In the entries that follow, identify the line containing "What does this" and return it together with all later lines, exactly as they appear.

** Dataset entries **
·····

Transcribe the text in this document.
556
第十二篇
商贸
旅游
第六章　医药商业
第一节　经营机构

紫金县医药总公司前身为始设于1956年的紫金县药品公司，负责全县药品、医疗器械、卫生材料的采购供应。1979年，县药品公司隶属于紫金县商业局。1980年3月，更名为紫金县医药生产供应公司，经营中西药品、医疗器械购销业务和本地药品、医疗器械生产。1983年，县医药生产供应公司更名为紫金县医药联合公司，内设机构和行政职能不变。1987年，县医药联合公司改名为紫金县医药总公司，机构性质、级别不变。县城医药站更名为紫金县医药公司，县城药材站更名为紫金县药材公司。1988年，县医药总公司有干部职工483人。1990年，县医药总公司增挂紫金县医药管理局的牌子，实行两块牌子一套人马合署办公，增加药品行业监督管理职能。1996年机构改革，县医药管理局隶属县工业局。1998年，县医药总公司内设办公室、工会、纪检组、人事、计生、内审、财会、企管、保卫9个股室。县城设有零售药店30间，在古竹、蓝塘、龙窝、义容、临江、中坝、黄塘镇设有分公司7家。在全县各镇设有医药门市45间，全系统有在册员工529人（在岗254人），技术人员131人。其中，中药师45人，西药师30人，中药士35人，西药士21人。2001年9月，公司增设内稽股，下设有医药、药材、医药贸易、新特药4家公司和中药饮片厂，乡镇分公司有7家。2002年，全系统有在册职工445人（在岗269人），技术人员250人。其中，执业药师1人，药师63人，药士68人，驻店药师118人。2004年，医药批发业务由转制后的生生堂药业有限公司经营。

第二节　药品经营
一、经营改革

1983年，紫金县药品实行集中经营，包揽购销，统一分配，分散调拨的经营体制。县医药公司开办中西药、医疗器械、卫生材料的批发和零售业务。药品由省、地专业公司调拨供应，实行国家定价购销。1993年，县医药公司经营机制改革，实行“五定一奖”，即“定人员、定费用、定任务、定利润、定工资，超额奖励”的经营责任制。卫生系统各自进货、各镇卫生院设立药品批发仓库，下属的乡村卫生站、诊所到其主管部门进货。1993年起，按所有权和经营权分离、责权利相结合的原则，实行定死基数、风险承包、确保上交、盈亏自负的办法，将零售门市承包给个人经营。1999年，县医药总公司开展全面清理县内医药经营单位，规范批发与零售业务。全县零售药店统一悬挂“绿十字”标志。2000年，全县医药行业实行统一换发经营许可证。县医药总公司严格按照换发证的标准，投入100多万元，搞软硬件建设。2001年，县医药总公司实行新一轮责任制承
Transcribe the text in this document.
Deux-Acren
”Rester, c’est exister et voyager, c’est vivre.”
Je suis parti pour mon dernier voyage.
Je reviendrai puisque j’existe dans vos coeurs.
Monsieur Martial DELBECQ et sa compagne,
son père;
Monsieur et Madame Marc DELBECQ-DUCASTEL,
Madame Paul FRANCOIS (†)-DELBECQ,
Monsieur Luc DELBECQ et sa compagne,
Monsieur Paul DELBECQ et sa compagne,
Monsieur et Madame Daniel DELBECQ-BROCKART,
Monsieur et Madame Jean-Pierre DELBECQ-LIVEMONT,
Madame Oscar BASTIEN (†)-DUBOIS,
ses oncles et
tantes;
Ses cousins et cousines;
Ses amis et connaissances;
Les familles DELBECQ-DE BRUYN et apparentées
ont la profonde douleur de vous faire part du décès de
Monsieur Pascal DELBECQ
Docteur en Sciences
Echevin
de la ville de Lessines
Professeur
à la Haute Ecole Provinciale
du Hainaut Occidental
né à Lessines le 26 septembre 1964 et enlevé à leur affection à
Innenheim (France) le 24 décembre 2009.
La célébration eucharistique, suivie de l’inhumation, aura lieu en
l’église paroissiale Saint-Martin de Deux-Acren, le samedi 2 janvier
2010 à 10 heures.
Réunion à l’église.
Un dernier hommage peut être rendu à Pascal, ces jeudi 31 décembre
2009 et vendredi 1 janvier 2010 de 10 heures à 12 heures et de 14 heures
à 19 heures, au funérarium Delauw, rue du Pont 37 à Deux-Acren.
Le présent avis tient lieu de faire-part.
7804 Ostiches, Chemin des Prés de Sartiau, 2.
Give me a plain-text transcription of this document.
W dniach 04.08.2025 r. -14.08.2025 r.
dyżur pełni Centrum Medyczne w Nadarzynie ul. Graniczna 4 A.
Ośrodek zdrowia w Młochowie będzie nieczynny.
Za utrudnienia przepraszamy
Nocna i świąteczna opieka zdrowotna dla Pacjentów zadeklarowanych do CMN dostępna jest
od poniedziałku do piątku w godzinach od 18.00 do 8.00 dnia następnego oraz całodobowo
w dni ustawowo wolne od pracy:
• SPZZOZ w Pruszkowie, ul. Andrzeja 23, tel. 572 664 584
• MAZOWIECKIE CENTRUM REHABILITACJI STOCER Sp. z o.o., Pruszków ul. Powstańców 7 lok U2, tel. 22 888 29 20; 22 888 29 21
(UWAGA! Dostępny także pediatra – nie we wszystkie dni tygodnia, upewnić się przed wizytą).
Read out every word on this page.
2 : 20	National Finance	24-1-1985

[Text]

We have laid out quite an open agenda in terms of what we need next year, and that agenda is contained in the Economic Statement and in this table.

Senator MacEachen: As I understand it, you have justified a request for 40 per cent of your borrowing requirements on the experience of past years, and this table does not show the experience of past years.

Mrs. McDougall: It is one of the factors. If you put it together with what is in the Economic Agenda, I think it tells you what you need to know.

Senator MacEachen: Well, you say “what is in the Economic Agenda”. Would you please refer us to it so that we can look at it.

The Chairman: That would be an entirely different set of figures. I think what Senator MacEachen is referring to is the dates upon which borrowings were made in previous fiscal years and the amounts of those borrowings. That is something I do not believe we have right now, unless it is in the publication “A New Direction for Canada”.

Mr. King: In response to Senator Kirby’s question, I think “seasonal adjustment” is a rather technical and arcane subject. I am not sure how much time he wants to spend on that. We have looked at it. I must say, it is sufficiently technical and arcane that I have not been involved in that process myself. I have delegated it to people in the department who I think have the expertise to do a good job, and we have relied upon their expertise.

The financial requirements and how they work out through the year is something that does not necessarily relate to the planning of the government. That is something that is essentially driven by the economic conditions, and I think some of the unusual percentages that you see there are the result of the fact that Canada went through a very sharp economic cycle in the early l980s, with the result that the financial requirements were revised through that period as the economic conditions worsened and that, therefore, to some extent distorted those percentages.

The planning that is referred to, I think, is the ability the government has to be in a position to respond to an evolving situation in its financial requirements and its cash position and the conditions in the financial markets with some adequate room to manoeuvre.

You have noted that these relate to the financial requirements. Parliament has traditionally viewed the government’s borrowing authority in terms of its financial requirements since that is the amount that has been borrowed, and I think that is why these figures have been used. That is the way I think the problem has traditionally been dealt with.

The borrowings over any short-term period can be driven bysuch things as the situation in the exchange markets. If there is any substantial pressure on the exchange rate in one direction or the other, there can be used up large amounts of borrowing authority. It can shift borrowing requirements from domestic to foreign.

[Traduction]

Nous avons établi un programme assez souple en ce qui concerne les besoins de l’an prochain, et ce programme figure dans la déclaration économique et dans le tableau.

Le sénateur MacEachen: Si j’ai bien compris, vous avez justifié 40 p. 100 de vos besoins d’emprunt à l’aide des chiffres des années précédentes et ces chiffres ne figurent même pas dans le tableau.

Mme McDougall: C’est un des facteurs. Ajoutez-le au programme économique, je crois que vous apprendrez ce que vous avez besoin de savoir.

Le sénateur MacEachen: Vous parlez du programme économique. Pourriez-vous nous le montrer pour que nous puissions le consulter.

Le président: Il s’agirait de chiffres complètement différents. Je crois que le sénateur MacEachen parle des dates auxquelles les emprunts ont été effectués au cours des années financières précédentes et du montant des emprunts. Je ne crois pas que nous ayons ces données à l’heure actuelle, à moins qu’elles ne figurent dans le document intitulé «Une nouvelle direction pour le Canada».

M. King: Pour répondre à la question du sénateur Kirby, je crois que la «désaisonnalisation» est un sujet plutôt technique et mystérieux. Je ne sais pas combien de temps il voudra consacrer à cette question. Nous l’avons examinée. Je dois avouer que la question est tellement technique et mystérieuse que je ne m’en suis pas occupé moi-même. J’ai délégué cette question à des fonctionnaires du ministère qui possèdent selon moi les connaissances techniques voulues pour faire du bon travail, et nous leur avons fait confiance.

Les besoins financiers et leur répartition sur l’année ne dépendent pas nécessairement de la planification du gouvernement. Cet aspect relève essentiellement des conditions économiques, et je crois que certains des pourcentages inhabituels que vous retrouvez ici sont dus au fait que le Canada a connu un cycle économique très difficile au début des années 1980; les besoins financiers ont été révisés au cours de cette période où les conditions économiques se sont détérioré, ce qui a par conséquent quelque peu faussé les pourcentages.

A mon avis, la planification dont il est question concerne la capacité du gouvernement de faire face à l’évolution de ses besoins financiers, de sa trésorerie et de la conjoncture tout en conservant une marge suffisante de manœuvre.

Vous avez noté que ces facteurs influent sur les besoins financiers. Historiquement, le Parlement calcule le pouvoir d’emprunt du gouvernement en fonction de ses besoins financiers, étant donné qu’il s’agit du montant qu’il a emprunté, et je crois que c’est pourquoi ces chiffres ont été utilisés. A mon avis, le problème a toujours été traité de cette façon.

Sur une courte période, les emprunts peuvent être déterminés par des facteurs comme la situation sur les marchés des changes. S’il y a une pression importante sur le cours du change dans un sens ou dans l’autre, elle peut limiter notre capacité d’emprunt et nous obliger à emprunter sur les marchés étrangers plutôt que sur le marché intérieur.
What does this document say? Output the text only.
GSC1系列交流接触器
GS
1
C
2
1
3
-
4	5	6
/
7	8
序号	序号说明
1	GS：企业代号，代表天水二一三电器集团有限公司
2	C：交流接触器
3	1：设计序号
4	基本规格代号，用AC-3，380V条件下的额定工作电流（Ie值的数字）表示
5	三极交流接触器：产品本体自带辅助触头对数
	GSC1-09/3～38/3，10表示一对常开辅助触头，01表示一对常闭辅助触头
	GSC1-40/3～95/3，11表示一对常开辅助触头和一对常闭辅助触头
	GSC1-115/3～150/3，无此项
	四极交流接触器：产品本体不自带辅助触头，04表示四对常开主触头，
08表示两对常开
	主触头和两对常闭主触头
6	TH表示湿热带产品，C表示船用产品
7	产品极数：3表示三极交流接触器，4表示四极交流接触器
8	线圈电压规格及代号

·····

** Solved exercise **
What does this document say? Output the text only.
GSC1系列交流接触器
GS
1
C
2
1
3
-
4	5	6
/
7	8
序号	序号说明
1	GS：企业代号，代表天水二一三电器集团有限公司
2	C：交流接触器
3	1：设计序号
4	基本规格代号，用AC-3，380V条件下的额定工作电流（Ie值的数字）表示
5	三极交流接触器：产品本体自带辅助触头对数
	GSC1-09/3～38/3，10表示一对常开辅助触头，01表示一对常闭辅助触头
	GSC1-40/3～95/3，11表示一对常开辅助触头和一对常闭辅助触头
	GSC1-115/3～150/3，无此项
	四极交流接触器：产品本体不自带辅助触头，04表示四对常开主触头，
08表示两对常开
	主触头和两对常闭主触头
6	TH表示湿热带产品，C表示船用产品
7	产品极数：3表示三极交流接触器，4表示四极交流接触器
8	线圈电压规格及代号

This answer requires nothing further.